**Work instructions**
Locate the lines of the listing below that hold "handle", then copy each of them.

[Dataset excerpts]
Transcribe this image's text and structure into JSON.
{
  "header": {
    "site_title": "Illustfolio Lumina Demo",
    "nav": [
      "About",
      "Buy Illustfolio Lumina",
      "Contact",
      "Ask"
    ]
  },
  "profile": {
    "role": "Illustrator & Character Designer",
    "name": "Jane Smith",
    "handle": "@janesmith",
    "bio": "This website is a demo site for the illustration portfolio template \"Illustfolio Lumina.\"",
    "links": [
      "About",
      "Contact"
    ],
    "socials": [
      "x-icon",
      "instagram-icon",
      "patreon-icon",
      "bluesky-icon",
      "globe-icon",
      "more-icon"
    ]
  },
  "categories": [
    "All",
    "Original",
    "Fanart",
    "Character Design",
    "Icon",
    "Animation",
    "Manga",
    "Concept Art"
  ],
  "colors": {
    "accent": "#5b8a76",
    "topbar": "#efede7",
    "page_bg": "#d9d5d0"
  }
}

--

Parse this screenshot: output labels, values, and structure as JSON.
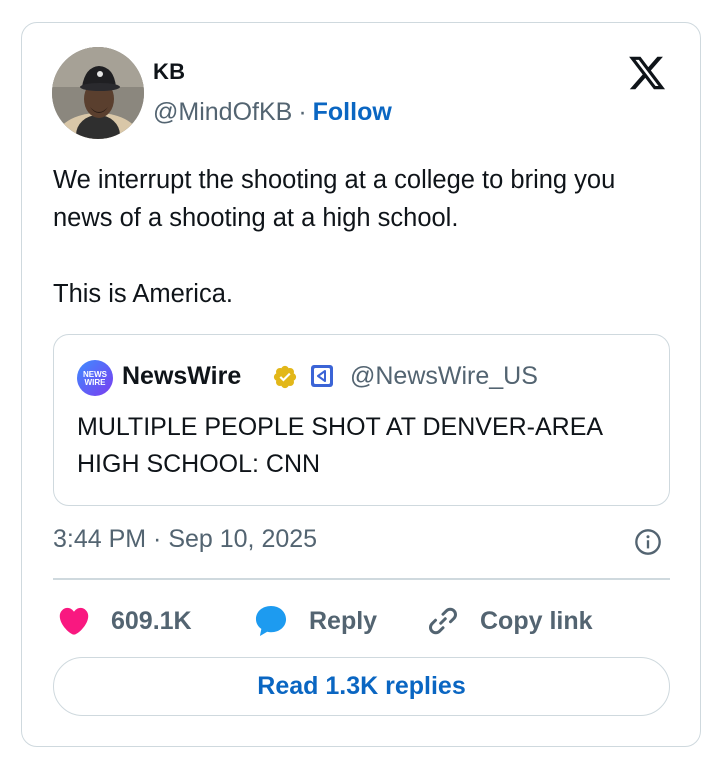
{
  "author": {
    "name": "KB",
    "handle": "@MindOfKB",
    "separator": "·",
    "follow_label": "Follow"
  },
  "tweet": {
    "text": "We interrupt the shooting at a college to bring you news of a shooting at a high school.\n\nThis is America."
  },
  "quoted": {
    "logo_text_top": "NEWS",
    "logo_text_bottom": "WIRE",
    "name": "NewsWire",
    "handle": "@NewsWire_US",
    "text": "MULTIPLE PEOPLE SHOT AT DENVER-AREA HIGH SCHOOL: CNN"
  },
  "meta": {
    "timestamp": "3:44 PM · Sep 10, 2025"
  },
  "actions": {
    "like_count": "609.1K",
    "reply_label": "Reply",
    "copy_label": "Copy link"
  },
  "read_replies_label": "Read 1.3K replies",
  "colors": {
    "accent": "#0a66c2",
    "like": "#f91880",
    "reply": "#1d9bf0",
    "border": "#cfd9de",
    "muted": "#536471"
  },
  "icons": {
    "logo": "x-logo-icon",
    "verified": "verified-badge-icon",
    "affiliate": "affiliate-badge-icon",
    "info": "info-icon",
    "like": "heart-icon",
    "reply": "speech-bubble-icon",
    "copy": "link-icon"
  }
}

...

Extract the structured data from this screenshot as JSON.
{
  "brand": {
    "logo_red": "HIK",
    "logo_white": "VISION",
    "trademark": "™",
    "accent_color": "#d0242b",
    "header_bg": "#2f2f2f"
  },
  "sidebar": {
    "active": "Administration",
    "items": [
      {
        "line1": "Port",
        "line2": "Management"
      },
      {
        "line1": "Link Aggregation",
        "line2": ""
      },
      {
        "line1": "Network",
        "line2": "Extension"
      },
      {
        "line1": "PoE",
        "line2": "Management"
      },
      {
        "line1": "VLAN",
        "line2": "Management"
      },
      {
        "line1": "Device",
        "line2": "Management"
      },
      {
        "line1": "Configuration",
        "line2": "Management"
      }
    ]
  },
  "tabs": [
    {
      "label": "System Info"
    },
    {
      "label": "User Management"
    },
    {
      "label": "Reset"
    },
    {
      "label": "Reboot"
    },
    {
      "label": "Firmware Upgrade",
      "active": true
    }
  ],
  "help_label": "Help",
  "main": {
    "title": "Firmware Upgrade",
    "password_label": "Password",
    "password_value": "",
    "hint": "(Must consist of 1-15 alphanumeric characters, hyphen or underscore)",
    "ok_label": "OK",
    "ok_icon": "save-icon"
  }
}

**Reply**
    "handle": "@janesmith",
    "handle": "@MindOfKB",
    "handle": "@NewsWire_US",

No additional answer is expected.